--- Start of EXERCISE INPUT ---

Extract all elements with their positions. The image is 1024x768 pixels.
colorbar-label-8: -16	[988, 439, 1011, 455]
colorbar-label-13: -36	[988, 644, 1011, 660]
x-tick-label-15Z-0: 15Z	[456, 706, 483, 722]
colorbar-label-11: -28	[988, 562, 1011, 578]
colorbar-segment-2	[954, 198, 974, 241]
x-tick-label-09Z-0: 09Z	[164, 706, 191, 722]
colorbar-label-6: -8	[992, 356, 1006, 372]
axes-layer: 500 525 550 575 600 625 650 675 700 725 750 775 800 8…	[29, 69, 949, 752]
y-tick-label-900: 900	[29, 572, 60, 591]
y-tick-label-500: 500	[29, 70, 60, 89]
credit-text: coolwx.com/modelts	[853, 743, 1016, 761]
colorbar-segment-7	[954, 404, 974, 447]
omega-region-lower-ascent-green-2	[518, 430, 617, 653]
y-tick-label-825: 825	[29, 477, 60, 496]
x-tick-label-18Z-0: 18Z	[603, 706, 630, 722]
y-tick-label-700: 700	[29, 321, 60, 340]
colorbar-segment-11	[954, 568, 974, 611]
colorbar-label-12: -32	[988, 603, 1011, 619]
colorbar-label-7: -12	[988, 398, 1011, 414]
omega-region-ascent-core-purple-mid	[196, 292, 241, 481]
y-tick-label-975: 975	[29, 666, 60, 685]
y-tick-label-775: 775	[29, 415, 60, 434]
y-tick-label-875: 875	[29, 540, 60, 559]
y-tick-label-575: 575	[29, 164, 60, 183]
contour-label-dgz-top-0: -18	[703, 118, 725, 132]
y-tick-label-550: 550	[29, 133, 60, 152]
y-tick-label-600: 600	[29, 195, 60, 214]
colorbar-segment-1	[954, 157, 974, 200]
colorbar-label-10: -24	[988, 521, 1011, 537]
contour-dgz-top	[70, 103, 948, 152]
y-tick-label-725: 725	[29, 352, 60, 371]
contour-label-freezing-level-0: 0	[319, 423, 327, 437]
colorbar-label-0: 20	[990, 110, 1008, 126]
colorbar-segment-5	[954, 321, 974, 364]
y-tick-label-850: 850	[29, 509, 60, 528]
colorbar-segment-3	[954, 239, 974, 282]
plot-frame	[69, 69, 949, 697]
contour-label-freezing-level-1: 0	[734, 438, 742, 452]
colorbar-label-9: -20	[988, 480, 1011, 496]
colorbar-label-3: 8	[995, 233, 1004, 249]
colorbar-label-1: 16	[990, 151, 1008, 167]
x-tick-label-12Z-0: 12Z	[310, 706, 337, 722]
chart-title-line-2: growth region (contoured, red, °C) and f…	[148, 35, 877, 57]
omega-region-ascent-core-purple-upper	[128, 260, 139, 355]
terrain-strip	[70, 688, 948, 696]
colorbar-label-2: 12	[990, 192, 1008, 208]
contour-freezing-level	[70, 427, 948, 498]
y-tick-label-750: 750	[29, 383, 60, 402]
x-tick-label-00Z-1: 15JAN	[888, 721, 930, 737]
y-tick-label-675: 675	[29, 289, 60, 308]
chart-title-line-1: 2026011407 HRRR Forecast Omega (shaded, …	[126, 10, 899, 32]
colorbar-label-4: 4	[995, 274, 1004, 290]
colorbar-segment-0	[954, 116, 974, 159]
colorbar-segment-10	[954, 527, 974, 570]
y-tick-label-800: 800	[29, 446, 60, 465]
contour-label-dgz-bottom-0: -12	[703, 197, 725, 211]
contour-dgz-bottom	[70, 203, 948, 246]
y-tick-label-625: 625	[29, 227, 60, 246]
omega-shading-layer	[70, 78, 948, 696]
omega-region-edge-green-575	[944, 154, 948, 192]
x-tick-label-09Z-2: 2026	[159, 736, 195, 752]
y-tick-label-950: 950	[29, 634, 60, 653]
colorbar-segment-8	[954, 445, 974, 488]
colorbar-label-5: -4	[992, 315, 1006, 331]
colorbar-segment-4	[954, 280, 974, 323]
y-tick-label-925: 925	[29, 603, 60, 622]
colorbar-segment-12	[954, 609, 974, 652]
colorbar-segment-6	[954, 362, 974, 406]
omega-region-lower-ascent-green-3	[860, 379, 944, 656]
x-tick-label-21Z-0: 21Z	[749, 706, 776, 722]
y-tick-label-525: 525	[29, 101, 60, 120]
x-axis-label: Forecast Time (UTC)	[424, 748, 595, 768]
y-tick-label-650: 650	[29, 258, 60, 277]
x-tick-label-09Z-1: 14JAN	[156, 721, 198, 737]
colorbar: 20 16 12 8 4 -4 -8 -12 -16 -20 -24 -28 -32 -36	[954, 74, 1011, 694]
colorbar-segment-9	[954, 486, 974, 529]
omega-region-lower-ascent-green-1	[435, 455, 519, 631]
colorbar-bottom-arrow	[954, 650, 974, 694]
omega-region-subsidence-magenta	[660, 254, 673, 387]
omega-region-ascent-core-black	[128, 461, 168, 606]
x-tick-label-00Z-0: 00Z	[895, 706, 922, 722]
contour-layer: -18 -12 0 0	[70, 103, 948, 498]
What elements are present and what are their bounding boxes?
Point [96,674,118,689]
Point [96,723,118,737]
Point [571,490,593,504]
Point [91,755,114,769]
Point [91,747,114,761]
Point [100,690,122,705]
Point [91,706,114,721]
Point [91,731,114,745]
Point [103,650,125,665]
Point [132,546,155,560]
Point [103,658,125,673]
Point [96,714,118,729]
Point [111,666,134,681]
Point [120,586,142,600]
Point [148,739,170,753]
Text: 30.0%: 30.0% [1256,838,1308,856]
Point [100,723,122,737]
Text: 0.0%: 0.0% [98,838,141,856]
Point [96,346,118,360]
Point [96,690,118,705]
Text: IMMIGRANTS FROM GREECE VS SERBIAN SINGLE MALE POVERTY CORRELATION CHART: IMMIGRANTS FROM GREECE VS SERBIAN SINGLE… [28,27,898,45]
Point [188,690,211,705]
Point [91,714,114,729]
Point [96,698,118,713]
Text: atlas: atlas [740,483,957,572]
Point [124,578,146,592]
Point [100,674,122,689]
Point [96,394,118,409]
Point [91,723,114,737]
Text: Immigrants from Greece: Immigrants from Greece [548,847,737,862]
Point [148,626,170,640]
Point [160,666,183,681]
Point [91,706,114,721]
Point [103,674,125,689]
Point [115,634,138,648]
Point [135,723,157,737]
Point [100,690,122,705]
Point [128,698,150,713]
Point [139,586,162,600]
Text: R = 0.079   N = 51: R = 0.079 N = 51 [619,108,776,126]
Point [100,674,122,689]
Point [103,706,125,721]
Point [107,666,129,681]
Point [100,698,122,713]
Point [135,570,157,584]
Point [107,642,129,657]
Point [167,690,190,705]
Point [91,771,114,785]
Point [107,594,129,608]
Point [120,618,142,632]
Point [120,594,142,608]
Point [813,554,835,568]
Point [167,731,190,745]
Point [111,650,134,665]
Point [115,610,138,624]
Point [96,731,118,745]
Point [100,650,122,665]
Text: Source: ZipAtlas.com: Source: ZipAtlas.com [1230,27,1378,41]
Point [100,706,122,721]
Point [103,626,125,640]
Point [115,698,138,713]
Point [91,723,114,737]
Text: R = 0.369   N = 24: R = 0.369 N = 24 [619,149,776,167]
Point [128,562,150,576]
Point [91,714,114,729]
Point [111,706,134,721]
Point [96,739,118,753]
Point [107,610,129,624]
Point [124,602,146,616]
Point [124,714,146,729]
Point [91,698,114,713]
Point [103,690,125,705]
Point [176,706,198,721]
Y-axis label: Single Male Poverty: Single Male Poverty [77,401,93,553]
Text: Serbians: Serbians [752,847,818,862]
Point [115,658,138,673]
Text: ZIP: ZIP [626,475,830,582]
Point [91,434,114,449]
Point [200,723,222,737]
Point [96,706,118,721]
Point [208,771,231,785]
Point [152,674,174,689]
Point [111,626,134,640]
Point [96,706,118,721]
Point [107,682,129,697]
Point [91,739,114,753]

--- End of EXERCISE INPUT ---

■ EXERCISE PROMPT ■
Reproduce the records above, starting with their first line and ending after the line that contains "666, 60, 685]". Keep every character unchanged.

■ RESPONSE TO THIS EXERCISE ■
Extract all elements with their positions. The image is 1024x768 pixels.
colorbar-label-8: -16	[988, 439, 1011, 455]
colorbar-label-13: -36	[988, 644, 1011, 660]
x-tick-label-15Z-0: 15Z	[456, 706, 483, 722]
colorbar-label-11: -28	[988, 562, 1011, 578]
colorbar-segment-2	[954, 198, 974, 241]
x-tick-label-09Z-0: 09Z	[164, 706, 191, 722]
colorbar-label-6: -8	[992, 356, 1006, 372]
axes-layer: 500 525 550 575 600 625 650 675 700 725 750 775 800 8…	[29, 69, 949, 752]
y-tick-label-900: 900	[29, 572, 60, 591]
y-tick-label-500: 500	[29, 70, 60, 89]
credit-text: coolwx.com/modelts	[853, 743, 1016, 761]
colorbar-segment-7	[954, 404, 974, 447]
omega-region-lower-ascent-green-2	[518, 430, 617, 653]
y-tick-label-825: 825	[29, 477, 60, 496]
x-tick-label-18Z-0: 18Z	[603, 706, 630, 722]
y-tick-label-700: 700	[29, 321, 60, 340]
colorbar-segment-11	[954, 568, 974, 611]
colorbar-label-12: -32	[988, 603, 1011, 619]
colorbar-label-7: -12	[988, 398, 1011, 414]
omega-region-ascent-core-purple-mid	[196, 292, 241, 481]
y-tick-label-975: 975	[29, 666, 60, 685]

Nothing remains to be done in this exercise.